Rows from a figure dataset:
= = = =

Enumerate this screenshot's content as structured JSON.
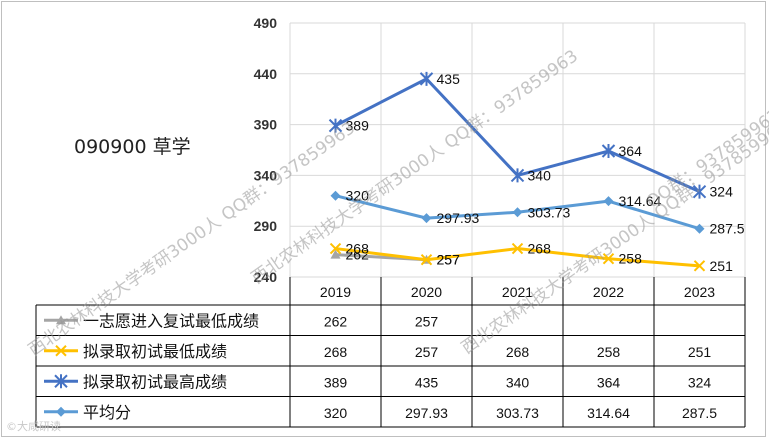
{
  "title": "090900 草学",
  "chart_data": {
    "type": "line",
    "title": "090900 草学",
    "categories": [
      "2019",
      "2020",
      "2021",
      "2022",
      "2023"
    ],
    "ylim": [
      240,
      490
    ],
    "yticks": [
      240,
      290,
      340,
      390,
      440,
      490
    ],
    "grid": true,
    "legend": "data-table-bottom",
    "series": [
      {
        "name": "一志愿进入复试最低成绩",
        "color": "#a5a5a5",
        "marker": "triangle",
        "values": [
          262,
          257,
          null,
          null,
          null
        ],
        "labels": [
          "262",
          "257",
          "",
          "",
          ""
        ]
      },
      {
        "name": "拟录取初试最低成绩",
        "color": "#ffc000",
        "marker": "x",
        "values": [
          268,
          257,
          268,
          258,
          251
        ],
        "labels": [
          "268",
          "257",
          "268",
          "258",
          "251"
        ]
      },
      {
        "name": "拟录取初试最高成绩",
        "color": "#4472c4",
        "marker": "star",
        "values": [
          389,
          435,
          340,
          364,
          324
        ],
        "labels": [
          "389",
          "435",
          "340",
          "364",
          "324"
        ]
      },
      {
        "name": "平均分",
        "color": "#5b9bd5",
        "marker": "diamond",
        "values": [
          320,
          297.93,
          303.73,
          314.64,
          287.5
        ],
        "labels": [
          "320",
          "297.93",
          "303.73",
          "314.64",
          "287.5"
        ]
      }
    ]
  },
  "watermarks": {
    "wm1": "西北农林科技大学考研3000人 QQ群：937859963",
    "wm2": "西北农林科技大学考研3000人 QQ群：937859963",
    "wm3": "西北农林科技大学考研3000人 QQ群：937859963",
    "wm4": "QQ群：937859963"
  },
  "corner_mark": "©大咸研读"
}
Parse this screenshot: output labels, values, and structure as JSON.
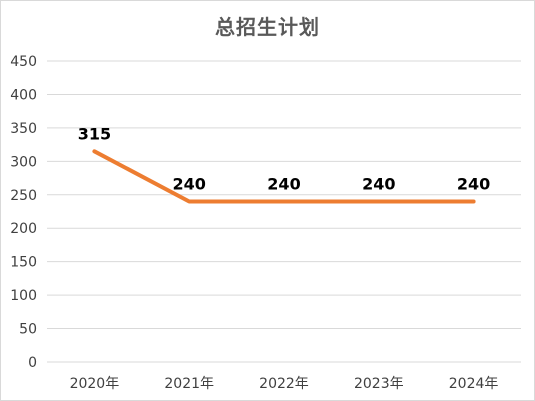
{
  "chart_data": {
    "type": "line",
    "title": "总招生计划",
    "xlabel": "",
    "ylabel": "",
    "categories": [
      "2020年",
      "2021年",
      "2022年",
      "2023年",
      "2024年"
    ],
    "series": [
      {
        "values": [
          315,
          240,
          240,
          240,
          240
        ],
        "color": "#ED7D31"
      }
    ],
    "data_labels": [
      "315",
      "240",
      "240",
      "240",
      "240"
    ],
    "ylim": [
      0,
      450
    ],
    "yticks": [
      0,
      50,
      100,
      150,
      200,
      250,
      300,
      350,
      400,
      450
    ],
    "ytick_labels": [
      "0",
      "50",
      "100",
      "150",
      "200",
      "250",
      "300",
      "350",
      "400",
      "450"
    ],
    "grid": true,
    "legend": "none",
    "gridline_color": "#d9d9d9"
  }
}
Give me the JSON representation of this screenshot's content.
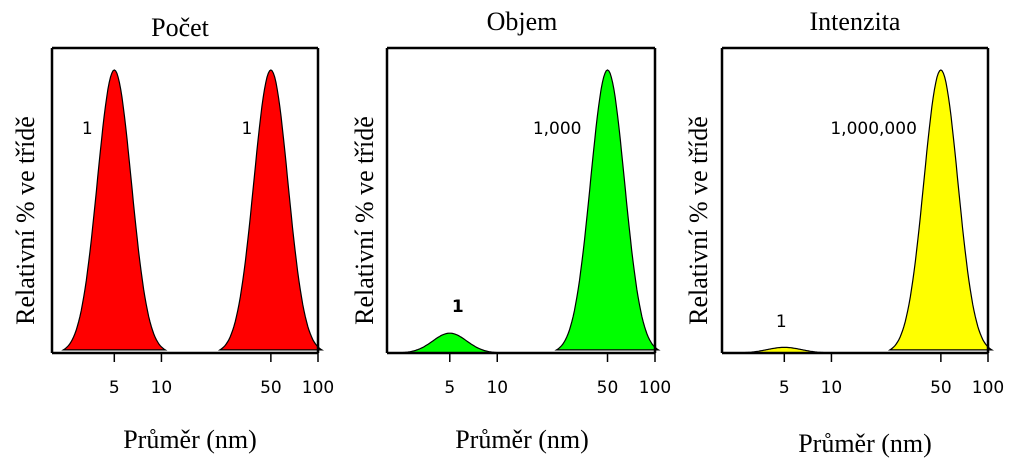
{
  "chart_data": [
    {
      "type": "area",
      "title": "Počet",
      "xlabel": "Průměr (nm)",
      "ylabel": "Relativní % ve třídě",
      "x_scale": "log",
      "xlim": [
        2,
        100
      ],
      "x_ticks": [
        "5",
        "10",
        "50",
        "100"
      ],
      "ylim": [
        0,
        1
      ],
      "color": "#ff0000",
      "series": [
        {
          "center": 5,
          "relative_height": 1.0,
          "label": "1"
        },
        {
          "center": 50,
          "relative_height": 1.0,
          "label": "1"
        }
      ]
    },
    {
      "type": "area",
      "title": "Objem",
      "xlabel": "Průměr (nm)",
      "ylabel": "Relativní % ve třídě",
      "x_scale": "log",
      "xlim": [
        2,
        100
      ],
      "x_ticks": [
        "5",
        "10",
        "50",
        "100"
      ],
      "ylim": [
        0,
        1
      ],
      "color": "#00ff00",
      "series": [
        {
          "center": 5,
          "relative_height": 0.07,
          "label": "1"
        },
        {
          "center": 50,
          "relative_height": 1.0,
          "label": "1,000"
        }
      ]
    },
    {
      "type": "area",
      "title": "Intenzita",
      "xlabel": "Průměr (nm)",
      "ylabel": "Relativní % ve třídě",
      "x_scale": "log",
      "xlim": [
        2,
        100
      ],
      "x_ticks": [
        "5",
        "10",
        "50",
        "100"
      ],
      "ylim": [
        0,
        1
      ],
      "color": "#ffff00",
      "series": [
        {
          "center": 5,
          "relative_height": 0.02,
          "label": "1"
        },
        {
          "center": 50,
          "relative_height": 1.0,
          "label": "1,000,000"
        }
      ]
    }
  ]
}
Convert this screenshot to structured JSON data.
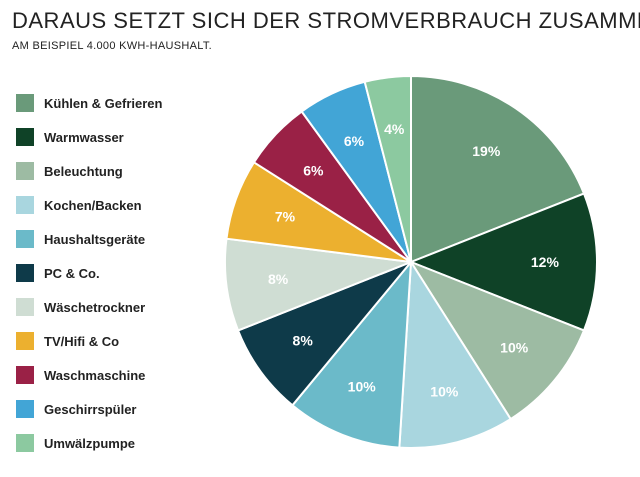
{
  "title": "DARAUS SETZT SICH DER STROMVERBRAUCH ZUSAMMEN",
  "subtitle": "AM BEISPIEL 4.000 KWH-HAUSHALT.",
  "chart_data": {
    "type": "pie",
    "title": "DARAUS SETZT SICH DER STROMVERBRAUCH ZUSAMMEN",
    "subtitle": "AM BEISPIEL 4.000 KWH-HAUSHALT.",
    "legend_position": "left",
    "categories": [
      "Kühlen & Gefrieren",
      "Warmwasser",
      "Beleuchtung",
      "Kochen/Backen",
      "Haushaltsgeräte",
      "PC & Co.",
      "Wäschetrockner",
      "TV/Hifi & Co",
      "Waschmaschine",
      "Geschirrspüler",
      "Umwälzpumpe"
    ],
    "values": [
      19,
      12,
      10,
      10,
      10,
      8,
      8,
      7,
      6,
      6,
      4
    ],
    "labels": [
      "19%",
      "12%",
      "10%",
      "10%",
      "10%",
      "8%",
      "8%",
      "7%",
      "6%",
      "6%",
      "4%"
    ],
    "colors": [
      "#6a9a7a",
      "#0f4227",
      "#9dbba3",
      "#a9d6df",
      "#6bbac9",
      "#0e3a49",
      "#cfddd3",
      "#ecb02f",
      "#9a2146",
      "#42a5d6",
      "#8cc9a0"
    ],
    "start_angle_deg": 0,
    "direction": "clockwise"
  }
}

= = = =

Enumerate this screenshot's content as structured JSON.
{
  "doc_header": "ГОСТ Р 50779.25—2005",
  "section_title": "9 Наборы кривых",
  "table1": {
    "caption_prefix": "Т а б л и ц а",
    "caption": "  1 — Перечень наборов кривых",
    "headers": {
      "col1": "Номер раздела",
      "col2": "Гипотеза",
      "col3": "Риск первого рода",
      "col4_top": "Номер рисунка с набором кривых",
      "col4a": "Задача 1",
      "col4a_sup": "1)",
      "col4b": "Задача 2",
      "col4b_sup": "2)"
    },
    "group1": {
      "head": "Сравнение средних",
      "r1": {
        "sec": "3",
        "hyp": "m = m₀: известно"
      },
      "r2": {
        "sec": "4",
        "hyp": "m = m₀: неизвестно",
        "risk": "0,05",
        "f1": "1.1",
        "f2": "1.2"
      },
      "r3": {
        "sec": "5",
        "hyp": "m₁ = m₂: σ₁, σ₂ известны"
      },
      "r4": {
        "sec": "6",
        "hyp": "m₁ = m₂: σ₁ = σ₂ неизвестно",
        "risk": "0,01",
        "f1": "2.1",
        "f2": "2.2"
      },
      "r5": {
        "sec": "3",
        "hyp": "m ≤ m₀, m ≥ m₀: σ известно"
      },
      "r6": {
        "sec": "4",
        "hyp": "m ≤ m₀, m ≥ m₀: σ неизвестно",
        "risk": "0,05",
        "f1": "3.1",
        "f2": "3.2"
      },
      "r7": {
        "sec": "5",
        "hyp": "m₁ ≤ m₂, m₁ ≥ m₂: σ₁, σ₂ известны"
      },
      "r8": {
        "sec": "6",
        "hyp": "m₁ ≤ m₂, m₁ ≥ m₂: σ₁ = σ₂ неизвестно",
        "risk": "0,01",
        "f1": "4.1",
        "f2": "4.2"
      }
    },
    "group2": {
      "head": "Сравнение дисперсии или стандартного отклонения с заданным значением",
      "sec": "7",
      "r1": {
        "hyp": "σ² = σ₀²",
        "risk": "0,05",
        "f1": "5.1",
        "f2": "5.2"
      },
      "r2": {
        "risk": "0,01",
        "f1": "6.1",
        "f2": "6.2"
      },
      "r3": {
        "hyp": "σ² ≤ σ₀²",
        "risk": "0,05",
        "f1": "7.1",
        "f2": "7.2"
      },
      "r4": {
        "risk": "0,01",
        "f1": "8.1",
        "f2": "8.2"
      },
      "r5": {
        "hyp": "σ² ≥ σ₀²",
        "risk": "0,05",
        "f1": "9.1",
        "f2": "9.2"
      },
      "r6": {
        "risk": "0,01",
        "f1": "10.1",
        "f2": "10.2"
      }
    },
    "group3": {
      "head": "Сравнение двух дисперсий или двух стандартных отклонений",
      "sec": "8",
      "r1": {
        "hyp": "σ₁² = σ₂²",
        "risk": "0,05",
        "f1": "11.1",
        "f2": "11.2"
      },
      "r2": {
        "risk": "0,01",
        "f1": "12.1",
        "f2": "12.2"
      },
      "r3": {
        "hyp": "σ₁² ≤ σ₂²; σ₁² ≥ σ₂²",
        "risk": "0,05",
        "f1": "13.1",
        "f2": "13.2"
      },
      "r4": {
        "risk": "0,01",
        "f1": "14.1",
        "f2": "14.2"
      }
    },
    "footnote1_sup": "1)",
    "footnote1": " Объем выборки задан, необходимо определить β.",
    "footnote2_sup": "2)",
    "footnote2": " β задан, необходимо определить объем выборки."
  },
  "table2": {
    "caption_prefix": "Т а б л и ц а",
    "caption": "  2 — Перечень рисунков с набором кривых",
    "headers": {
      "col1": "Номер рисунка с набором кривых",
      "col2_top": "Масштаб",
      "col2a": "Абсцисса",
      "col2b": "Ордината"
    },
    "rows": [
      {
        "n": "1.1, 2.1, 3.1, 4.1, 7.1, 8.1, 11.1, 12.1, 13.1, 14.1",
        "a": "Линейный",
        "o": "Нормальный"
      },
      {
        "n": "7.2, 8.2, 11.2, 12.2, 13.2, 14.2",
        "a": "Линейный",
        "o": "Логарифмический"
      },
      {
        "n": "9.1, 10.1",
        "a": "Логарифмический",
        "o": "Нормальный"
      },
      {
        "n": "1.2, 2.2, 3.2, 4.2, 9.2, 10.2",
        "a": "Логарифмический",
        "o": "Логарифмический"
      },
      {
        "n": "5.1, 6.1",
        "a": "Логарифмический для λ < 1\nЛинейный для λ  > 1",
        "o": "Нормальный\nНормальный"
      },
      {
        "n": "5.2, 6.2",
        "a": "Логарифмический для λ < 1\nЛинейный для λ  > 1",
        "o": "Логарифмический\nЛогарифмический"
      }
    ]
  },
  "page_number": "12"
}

= = = =

Locate each line containing the string "name" and show it.

        "name": "一志愿进入复试最低成绩",
        "name": "拟录取初试最低成绩",
        "name": "拟录取初试最高成绩",
        "name": "平均分",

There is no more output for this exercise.